Segment Start: Quoted passage
AUTHOR=Hao Xinyi , Wang Aiping TITLE=Development and validation of a prediction nomogram for depressive symptoms in gout patients JOURNAL=Frontiers in Public Health VOLUME=12 YEAR=2024 URL=https://www.frontiersin.org/journals/public-health/articles/10.3389/fpubh.2024.1356814 DOI=10.3389/fpubh.2024.1356814 ISSN=2296-2565 ABSTRACT=Objective

The objective of the study was to explore the risk factors for depressive symptoms in patients with gout and to construct and validate a nomogram model.

Methods

From October 2022 to July 2023, a total of 469 gout patients from a Class iii Grade A hospital in Northeast China were selected as the research objects by the convenience sampling method. The General Information Questionnaire, Self-Rating Depression Scale, Gout Knowledge Questionnaire, Self-Efficacy Scale for Managing Chronic Disease (SEMCD), and Social Support Rating Scale were used to conduct the survey. Univariate and multivariate logistic regression analyses were used to establish a depression risk prediction model and construct a nomogram. The bootstrap method was used to verify the performance of the model.

Results

The detection rate of depressive symptoms in gout patients was 25.16%. Binary logistic regression analysis showed that male, the number of tophi, acute attack period, lack of knowledge about gout, the number of attacks in the past year, and the duration of the last attack were independent risk factors for post-gout depression. Female, interictal period, chronic arthritis period, knowledge of gout, and social support were protective factors for post-gout depression (p < 0.05). The calibration (χ2 = 11.348, p = 0.183, p > 0.05) and discrimination (AUC = 0.858, 95%CI: 0.818–0.897) of the nomogram model for depressive symptoms in gout patients were good.

Conclusion

The prevalence of depressive symptoms in gout patients is high, and it is affected by gender, current disease stage, number of tophi, gout knowledge level, the number of attacks in the past year, and the last attack days. The nomogram model is scientific and practical for predicting the occurrence of depressive symptoms in gout patients.
Segment End: Quoted passage
_The task_
Why does the gout nomogram abstract describe the model's calibration as good? Answer in one to three sentences. The rows have nothing to do with this work.
Segment Start: Material supplied
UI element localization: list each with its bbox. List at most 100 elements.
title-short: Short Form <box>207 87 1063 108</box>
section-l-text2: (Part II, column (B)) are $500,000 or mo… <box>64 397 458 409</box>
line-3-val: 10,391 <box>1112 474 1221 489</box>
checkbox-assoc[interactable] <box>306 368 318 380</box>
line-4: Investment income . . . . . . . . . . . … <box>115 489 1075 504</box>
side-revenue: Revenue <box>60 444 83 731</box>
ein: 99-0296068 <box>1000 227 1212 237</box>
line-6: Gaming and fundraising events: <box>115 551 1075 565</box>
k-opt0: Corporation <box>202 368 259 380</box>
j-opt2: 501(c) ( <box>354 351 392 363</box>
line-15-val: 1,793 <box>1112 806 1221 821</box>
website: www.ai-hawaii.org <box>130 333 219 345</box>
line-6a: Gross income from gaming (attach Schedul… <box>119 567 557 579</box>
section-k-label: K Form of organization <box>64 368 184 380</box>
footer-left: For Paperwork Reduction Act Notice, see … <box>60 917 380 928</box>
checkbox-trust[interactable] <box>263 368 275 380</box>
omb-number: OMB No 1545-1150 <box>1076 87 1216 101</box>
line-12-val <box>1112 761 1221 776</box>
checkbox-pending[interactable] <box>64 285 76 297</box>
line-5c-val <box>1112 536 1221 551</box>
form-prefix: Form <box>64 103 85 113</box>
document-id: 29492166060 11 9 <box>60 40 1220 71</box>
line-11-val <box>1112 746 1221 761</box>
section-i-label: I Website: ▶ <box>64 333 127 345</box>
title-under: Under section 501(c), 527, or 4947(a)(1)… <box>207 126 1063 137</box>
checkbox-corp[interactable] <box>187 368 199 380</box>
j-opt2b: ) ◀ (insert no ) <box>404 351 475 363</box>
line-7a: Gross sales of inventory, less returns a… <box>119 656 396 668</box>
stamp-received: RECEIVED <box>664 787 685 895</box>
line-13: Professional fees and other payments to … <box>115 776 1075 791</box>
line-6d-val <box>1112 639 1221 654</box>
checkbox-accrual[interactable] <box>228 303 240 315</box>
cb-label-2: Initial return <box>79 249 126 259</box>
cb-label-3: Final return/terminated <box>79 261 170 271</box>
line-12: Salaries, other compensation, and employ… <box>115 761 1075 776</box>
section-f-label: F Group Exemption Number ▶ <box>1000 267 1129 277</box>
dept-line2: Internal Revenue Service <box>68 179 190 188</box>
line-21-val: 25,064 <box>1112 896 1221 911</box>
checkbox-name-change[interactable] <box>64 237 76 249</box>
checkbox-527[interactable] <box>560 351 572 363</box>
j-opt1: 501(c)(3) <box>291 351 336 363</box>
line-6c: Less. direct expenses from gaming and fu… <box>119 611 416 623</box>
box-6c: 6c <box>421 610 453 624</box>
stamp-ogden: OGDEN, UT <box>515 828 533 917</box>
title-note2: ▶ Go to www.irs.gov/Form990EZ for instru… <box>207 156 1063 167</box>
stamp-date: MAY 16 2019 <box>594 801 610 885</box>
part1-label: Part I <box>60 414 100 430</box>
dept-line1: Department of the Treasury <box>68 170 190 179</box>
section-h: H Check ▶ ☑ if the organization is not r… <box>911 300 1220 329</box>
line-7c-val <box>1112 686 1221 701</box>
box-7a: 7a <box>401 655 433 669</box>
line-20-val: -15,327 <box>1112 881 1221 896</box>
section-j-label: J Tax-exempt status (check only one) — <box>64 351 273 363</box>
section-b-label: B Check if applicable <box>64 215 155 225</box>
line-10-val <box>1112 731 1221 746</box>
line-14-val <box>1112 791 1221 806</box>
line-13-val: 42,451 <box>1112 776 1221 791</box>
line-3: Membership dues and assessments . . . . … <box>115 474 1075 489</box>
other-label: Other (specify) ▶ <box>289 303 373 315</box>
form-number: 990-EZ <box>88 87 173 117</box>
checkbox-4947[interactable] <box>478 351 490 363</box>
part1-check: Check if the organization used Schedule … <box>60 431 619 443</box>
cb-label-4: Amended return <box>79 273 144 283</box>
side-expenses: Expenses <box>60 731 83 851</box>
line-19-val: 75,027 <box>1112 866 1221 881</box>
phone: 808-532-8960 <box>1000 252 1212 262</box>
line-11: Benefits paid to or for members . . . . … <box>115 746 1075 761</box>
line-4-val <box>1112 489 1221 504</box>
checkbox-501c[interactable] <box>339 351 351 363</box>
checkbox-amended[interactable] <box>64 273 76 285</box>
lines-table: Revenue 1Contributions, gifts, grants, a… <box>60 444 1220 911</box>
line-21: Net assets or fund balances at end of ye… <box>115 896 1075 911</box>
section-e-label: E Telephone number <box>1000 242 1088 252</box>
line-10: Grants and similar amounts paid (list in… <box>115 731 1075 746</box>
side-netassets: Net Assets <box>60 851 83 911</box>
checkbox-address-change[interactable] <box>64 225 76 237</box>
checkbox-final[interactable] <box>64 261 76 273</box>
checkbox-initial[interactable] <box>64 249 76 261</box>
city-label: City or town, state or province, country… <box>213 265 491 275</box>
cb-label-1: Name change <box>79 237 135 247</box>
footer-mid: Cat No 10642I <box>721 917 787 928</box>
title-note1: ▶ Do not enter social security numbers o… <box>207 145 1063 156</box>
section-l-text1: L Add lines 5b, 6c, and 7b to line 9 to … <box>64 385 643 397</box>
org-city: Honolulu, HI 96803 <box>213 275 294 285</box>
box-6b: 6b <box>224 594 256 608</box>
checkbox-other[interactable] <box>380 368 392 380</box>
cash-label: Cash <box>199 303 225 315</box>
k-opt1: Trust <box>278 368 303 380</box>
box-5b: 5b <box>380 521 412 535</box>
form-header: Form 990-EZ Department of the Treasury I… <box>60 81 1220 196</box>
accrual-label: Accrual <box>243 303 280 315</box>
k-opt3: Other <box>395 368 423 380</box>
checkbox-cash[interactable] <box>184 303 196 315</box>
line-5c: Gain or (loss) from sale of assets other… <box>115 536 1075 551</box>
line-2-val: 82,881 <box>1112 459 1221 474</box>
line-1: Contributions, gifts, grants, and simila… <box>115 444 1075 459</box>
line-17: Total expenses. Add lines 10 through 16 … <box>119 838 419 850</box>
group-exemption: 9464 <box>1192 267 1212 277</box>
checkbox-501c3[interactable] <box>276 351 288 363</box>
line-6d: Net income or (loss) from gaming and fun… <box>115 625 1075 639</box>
Segment End: Material supplied
_Solved problem_
The calibration test gave χ2 = 11.348 with p = 0.183. Because this p value is greater than 0.05, the abstract rates the calibration as good.